WORK TO BE COMPLETED: Read the listing and extract each line that includes the word "title".

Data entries
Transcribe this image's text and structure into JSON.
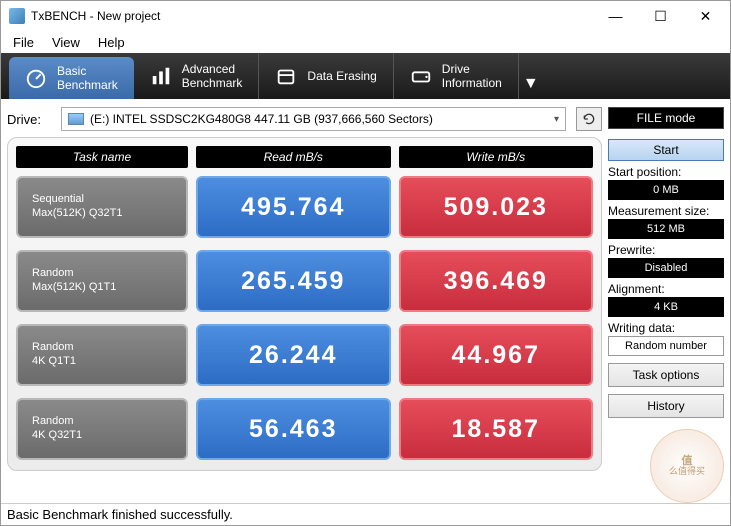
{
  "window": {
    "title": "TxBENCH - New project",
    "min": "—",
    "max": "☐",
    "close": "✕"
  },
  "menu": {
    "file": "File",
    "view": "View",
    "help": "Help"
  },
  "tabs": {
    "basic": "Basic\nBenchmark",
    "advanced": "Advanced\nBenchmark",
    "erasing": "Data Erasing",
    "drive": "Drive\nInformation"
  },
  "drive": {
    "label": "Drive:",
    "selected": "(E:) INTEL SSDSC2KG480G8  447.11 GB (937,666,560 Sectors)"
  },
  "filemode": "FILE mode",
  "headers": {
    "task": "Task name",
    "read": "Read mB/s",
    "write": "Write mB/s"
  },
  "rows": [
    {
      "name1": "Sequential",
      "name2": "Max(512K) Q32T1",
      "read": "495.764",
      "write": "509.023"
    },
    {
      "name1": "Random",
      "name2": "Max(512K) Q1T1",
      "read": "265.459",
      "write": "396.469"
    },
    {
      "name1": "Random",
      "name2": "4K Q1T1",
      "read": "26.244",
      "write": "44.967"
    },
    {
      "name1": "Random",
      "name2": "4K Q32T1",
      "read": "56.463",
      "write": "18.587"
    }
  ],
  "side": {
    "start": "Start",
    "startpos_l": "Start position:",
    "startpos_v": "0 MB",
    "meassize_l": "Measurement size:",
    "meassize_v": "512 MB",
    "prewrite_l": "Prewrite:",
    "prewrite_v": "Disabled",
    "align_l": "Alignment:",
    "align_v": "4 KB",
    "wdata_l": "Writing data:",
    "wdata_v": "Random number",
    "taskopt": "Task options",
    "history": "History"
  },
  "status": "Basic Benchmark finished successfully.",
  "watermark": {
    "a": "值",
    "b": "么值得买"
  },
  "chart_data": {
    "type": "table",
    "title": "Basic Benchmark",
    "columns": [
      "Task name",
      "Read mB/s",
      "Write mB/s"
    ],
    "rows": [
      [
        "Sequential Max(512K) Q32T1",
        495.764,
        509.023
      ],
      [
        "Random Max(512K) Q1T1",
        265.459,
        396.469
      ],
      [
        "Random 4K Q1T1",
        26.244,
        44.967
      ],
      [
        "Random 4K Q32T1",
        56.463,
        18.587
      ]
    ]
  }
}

THE OUTPUT:
    "title": "TxBENCH - New project",
    "title": "Basic Benchmark",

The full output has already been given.